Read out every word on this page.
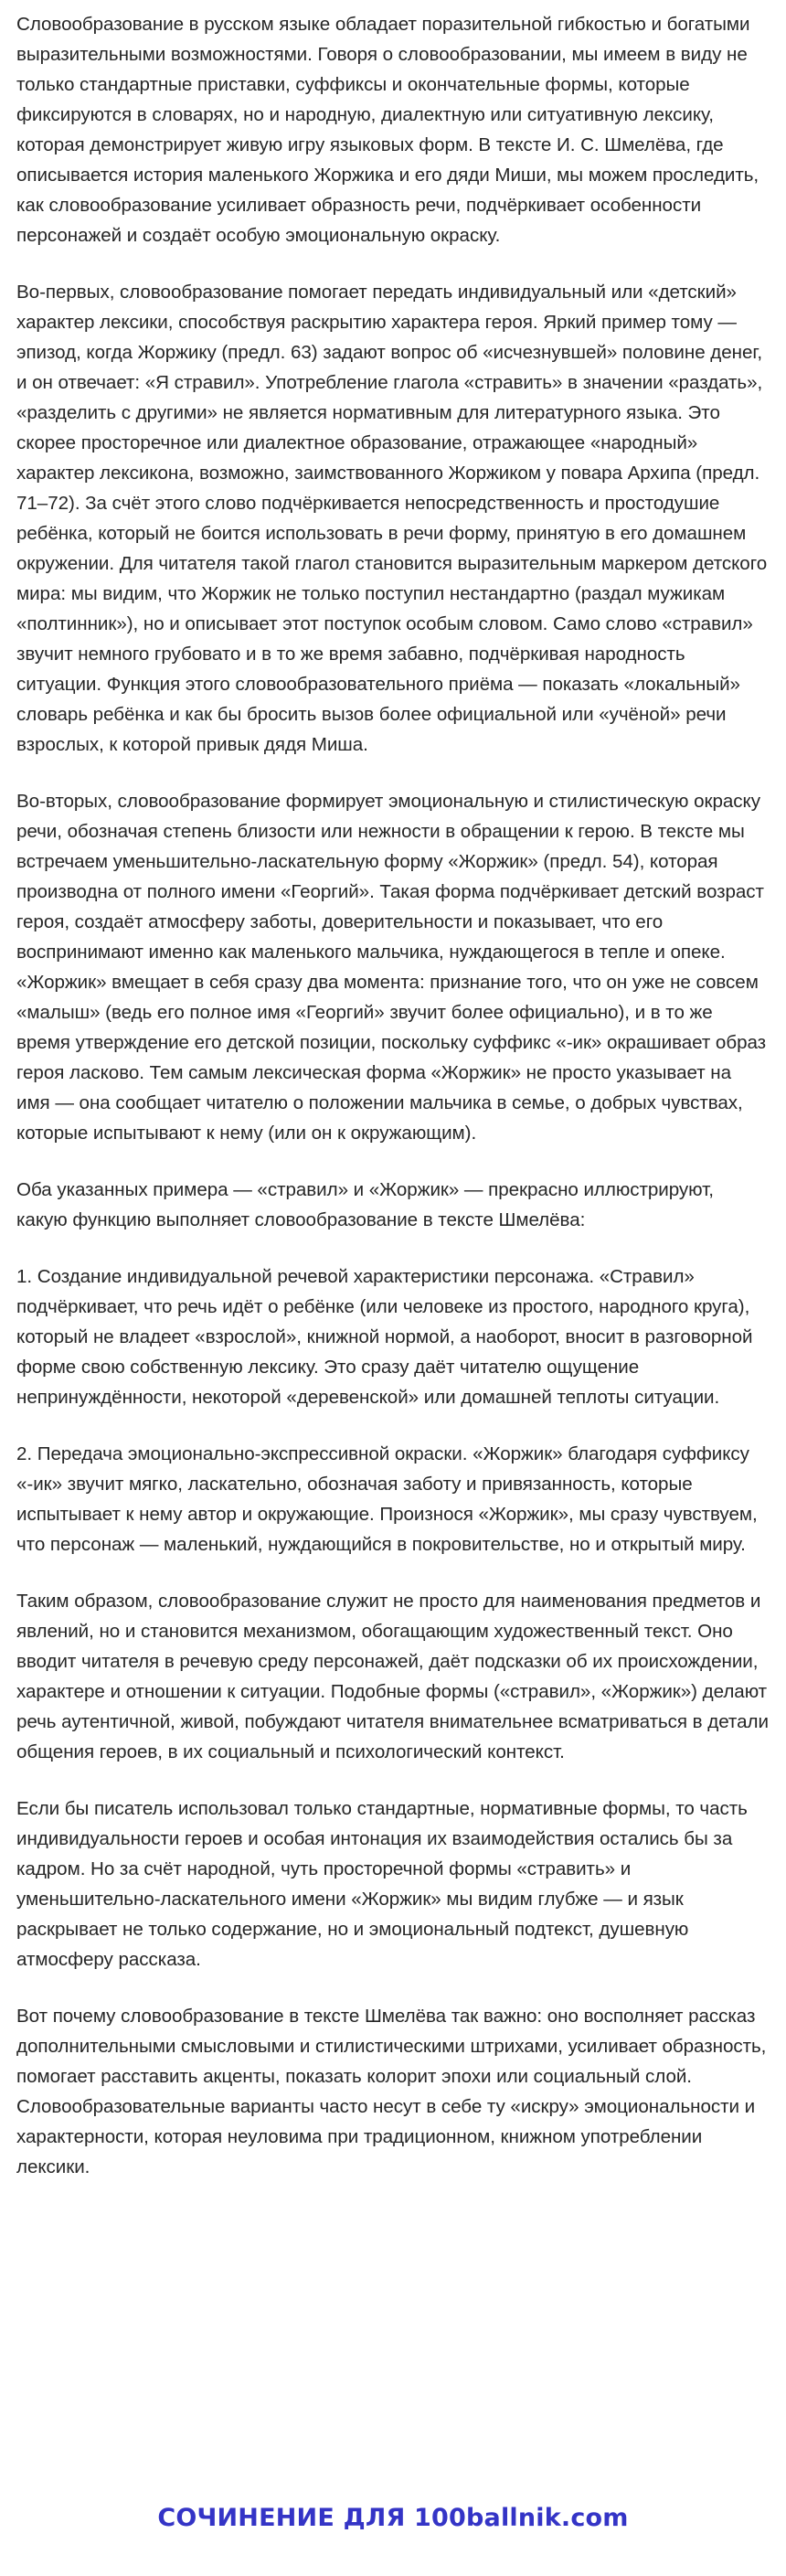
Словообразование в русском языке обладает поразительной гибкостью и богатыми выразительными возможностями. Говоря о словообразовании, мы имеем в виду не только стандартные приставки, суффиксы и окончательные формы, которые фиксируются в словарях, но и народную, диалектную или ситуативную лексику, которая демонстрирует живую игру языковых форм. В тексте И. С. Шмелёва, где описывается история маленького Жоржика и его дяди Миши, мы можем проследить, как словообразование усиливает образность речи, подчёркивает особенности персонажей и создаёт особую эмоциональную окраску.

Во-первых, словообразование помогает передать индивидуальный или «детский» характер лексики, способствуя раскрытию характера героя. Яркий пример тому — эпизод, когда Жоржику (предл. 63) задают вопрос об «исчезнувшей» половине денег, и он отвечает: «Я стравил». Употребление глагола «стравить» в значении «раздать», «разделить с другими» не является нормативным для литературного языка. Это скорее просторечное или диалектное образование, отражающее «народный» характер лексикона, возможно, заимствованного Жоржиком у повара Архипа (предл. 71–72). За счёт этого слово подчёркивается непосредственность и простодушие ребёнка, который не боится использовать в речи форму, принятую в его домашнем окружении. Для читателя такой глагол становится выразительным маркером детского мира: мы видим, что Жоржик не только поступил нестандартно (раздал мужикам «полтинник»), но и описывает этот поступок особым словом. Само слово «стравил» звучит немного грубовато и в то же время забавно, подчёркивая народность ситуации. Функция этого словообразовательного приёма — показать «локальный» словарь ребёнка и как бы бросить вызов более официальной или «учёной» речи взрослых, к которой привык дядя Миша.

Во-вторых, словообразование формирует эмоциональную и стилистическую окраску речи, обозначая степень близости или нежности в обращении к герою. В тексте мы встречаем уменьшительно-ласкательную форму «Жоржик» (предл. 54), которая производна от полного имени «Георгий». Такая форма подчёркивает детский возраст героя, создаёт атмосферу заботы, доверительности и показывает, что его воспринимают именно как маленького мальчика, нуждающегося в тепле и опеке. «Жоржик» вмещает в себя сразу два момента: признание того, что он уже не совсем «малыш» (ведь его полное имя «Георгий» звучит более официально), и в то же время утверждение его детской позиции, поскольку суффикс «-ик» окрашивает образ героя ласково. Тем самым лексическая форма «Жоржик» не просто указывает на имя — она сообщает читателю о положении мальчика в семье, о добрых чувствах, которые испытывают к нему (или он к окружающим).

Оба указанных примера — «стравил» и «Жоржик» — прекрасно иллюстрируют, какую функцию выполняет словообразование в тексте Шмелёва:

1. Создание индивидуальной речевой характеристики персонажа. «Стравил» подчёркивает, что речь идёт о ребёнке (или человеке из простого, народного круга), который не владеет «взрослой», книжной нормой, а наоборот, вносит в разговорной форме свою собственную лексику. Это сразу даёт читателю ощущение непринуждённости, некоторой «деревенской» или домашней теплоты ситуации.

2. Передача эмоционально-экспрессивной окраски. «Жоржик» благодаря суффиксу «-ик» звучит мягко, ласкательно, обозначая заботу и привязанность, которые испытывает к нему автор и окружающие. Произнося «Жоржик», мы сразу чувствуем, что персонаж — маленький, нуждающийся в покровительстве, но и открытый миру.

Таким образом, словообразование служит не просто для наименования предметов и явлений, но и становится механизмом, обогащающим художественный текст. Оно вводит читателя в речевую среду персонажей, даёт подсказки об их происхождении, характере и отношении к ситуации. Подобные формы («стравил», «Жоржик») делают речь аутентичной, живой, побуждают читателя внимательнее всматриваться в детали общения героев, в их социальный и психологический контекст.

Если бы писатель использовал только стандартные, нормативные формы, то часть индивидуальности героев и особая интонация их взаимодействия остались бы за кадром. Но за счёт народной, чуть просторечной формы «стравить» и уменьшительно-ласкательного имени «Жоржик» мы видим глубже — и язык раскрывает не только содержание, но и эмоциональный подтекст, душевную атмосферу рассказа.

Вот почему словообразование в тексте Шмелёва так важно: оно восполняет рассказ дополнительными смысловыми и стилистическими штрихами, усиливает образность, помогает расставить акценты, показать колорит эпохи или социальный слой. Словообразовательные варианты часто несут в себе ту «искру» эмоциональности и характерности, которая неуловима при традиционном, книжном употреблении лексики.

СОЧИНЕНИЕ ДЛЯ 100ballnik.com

══════════

Give the material again exactly as it is, but keep the pictures out.

### REPLY TO THE TASK
Read out every word on this page.
Словообразование в русском языке обладает поразительной гибкостью и богатыми выразительными возможностями. Говоря о словообразовании, мы имеем в виду не только стандартные приставки, суффиксы и окончательные формы, которые фиксируются в словарях, но и народную, диалектную или ситуативную лексику, которая демонстрирует живую игру языковых форм. В тексте И. С. Шмелёва, где описывается история маленького Жоржика и его дяди Миши, мы можем проследить, как словообразование усиливает образность речи, подчёркивает особенности персонажей и создаёт особую эмоциональную окраску.

Во-первых, словообразование помогает передать индивидуальный или «детский» характер лексики, способствуя раскрытию характера героя. Яркий пример тому — эпизод, когда Жоржику (предл. 63) задают вопрос об «исчезнувшей» половине денег, и он отвечает: «Я стравил». Употребление глагола «стравить» в значении «раздать», «разделить с другими» не является нормативным для литературного языка. Это скорее просторечное или диалектное образование, отражающее «народный» характер лексикона, возможно, заимствованного Жоржиком у повара Архипа (предл. 71–72). За счёт этого слово подчёркивается непосредственность и простодушие ребёнка, который не боится использовать в речи форму, принятую в его домашнем окружении. Для читателя такой глагол становится выразительным маркером детского мира: мы видим, что Жоржик не только поступил нестандартно (раздал мужикам «полтинник»), но и описывает этот поступок особым словом. Само слово «стравил» звучит немного грубовато и в то же время забавно, подчёркивая народность ситуации. Функция этого словообразовательного приёма — показать «локальный» словарь ребёнка и как бы бросить вызов более официальной или «учёной» речи взрослых, к которой привык дядя Миша.

Во-вторых, словообразование формирует эмоциональную и стилистическую окраску речи, обозначая степень близости или нежности в обращении к герою. В тексте мы встречаем уменьшительно-ласкательную форму «Жоржик» (предл. 54), которая производна от полного имени «Георгий». Такая форма подчёркивает детский возраст героя, создаёт атмосферу заботы, доверительности и показывает, что его воспринимают именно как маленького мальчика, нуждающегося в тепле и опеке. «Жоржик» вмещает в себя сразу два момента: признание того, что он уже не совсем «малыш» (ведь его полное имя «Георгий» звучит более официально), и в то же время утверждение его детской позиции, поскольку суффикс «-ик» окрашивает образ героя ласково. Тем самым лексическая форма «Жоржик» не просто указывает на имя — она сообщает читателю о положении мальчика в семье, о добрых чувствах, которые испытывают к нему (или он к окружающим).

Оба указанных примера — «стравил» и «Жоржик» — прекрасно иллюстрируют, какую функцию выполняет словообразование в тексте Шмелёва:

1. Создание индивидуальной речевой характеристики персонажа. «Стравил» подчёркивает, что речь идёт о ребёнке (или человеке из простого, народного круга), который не владеет «взрослой», книжной нормой, а наоборот, вносит в разговорной форме свою собственную лексику. Это сразу даёт читателю ощущение непринуждённости, некоторой «деревенской» или домашней теплоты ситуации.

2. Передача эмоционально-экспрессивной окраски. «Жоржик» благодаря суффиксу «-ик» звучит мягко, ласкательно, обозначая заботу и привязанность, которые испытывает к нему автор и окружающие. Произнося «Жоржик», мы сразу чувствуем, что персонаж — маленький, нуждающийся в покровительстве, но и открытый миру.

Таким образом, словообразование служит не просто для наименования предметов и явлений, но и становится механизмом, обогащающим художественный текст. Оно вводит читателя в речевую среду персонажей, даёт подсказки об их происхождении, характере и отношении к ситуации. Подобные формы («стравил», «Жоржик») делают речь аутентичной, живой, побуждают читателя внимательнее всматриваться в детали общения героев, в их социальный и психологический контекст.

Если бы писатель использовал только стандартные, нормативные формы, то часть индивидуальности героев и особая интонация их взаимодействия остались бы за кадром. Но за счёт народной, чуть просторечной формы «стравить» и уменьшительно-ласкательного имени «Жоржик» мы видим глубже — и язык раскрывает не только содержание, но и эмоциональный подтекст, душевную атмосферу рассказа.

Вот почему словообразование в тексте Шмелёва так важно: оно восполняет рассказ дополнительными смысловыми и стилистическими штрихами, усиливает образность, помогает расставить акценты, показать колорит эпохи или социальный слой. Словообразовательные варианты часто несут в себе ту «искру» эмоциональности и характерности, которая неуловима при традиционном, книжном употреблении лексики.

СОЧИНЕНИЕ ДЛЯ 100ballnik.com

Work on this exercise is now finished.